Aim of the task:
Pick out each line below containing "heading".
## begin
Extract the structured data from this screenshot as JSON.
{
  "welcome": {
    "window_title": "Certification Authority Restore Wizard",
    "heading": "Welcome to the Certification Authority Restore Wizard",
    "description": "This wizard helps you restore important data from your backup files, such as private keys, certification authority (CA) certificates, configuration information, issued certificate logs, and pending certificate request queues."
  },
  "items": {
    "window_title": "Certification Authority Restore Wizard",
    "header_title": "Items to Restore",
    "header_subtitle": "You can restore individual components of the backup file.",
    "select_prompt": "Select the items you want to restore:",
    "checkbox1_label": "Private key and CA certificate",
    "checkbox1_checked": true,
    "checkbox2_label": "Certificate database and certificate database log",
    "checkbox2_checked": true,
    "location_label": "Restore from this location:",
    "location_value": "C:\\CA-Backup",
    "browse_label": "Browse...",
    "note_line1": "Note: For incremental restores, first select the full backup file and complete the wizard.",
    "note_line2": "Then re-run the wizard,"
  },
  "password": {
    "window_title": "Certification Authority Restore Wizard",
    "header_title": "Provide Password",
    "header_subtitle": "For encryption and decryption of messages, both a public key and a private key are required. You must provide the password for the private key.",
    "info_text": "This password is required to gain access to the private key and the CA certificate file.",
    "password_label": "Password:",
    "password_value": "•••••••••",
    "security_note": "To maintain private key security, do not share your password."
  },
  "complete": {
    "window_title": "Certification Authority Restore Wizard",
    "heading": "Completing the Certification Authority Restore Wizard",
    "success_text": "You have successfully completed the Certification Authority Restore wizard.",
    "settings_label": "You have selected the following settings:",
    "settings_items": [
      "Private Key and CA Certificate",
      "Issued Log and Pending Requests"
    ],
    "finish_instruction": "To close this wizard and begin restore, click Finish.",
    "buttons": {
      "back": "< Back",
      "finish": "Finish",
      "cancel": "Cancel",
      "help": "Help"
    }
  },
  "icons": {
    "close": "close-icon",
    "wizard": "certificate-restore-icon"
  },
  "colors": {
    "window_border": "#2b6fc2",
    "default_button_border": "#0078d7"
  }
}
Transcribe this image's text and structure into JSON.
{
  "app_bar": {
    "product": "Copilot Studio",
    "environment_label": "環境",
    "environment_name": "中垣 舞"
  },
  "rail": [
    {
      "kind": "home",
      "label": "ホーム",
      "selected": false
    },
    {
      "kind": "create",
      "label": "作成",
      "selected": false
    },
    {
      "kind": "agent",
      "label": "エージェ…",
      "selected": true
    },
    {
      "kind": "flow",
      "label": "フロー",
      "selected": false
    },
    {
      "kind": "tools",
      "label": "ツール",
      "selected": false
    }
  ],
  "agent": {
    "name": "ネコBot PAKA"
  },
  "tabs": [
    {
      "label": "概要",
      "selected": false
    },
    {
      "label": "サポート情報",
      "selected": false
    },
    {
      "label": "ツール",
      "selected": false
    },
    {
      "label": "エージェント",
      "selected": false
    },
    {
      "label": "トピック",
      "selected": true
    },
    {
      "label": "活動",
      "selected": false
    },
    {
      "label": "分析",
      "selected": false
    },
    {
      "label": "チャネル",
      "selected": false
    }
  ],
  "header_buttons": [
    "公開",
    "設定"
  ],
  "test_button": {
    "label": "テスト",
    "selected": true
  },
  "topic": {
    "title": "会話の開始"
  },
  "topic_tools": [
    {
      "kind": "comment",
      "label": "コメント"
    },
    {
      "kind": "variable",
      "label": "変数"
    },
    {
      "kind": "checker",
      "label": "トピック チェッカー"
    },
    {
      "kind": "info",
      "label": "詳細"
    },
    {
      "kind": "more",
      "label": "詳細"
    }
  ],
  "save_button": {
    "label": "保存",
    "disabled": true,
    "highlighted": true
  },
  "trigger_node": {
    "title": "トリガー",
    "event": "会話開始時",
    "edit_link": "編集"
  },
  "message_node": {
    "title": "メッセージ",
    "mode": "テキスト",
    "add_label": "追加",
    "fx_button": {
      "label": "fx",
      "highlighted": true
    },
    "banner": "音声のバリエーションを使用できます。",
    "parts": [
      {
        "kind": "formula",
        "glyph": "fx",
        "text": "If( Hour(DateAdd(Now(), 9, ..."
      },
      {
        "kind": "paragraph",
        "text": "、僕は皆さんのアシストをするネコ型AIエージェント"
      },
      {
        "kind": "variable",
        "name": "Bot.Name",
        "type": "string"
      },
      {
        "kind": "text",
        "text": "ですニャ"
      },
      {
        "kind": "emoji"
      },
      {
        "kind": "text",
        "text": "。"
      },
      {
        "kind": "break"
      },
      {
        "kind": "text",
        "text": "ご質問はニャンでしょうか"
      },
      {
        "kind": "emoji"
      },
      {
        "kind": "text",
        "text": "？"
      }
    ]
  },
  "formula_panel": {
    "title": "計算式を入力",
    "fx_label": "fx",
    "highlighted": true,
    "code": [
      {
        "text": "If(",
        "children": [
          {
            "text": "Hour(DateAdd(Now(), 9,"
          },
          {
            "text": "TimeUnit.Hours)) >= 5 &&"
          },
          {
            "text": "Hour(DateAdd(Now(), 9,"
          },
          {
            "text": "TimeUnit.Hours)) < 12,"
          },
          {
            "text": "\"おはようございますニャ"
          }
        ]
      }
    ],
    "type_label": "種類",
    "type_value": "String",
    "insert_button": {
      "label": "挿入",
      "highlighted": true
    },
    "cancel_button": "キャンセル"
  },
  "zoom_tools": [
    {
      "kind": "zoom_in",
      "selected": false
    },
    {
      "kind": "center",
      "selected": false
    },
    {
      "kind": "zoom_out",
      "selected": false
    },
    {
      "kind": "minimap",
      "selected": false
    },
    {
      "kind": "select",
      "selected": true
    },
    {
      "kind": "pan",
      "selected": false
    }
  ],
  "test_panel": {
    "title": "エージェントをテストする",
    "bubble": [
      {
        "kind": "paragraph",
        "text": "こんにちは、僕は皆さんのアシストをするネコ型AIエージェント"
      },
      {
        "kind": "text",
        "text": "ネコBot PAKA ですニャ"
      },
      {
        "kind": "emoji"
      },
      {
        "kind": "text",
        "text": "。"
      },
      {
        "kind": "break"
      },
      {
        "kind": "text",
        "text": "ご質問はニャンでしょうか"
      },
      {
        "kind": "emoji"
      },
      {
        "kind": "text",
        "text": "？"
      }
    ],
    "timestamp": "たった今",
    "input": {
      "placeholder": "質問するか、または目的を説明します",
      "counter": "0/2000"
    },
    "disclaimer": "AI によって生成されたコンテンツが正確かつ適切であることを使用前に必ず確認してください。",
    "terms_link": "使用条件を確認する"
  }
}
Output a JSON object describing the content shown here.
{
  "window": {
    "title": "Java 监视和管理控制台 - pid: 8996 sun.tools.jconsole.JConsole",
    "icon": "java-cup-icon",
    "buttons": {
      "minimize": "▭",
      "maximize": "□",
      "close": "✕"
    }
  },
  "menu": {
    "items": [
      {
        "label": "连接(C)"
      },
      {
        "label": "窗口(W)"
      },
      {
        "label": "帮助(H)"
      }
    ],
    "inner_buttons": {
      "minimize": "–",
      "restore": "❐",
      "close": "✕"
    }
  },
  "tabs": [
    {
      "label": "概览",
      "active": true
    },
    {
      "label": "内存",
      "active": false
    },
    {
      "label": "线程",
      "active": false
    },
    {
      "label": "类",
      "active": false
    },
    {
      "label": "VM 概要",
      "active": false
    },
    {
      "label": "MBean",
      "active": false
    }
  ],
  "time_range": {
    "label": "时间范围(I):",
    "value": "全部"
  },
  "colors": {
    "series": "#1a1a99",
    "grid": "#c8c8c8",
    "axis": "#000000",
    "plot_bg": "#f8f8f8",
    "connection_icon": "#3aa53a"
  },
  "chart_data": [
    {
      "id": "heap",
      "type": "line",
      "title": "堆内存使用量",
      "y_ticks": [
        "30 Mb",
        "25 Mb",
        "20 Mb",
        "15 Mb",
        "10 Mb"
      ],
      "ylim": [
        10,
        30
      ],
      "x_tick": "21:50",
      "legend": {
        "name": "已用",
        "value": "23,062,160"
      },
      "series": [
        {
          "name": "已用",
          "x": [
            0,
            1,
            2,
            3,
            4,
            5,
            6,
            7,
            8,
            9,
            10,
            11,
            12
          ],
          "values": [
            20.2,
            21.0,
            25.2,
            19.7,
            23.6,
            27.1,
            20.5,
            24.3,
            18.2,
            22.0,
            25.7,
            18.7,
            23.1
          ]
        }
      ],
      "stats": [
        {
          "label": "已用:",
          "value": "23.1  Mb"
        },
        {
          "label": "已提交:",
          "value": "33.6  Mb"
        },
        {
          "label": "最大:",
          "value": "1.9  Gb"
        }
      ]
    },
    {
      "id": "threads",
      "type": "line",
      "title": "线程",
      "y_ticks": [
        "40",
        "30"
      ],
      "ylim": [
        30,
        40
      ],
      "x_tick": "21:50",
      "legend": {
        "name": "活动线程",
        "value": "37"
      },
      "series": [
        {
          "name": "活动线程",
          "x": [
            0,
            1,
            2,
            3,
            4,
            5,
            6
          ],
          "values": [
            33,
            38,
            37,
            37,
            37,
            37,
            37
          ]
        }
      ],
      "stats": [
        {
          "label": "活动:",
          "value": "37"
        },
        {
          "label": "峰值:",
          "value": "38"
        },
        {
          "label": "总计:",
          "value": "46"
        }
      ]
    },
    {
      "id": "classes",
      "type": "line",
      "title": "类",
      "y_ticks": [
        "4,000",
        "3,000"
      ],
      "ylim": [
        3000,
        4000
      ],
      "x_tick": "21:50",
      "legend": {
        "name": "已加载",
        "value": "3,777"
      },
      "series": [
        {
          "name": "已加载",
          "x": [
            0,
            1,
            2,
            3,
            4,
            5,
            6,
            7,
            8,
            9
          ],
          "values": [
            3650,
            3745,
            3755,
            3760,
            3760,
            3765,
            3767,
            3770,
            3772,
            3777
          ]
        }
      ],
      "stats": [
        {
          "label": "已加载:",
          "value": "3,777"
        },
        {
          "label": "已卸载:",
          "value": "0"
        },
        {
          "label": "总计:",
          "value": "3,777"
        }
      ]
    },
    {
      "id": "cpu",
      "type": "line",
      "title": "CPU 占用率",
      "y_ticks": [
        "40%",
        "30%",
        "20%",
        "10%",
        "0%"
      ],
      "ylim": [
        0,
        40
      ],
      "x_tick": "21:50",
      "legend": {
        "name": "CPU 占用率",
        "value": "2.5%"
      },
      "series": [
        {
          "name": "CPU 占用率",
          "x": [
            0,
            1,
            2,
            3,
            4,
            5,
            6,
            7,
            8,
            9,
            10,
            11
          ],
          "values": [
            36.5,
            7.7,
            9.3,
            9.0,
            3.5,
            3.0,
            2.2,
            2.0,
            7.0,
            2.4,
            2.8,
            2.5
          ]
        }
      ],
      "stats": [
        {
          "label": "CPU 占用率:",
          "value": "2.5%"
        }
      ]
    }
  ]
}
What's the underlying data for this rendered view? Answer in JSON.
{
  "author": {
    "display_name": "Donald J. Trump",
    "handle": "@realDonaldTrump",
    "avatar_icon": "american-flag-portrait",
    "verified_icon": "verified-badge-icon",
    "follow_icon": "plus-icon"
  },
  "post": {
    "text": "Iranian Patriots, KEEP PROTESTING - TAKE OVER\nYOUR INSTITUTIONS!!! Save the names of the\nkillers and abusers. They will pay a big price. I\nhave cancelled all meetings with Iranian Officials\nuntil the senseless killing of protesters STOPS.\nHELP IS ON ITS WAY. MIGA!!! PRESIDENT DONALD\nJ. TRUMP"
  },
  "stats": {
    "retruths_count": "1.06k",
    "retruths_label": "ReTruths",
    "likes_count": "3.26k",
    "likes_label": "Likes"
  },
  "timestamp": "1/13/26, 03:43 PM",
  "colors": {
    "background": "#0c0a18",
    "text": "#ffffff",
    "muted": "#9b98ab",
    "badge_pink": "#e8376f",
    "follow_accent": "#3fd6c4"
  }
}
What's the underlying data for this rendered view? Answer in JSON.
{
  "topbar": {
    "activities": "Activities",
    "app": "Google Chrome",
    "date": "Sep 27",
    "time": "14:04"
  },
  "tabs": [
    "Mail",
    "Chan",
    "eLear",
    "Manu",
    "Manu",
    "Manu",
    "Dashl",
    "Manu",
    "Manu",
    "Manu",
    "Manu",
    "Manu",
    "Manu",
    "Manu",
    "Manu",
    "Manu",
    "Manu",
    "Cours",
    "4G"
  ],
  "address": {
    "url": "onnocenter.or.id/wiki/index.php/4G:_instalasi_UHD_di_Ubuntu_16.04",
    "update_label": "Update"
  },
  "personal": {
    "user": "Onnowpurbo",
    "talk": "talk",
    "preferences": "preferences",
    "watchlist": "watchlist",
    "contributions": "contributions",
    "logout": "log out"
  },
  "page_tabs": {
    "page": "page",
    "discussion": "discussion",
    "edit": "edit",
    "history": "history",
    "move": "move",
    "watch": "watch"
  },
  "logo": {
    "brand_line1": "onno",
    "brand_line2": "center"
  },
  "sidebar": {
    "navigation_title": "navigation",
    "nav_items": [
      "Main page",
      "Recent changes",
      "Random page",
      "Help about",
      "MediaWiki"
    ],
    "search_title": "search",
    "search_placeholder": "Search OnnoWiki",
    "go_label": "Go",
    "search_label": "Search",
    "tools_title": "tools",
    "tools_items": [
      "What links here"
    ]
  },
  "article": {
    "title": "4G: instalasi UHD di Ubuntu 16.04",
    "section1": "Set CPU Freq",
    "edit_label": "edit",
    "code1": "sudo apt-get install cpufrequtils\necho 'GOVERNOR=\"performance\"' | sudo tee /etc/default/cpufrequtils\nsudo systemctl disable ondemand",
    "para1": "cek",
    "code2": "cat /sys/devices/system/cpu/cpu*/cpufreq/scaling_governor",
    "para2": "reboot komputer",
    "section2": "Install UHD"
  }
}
## end
Task response:
    "heading": "Welcome to the Certification Authority Restore Wizard",
    "heading": "Completing the Certification Authority Restore Wizard",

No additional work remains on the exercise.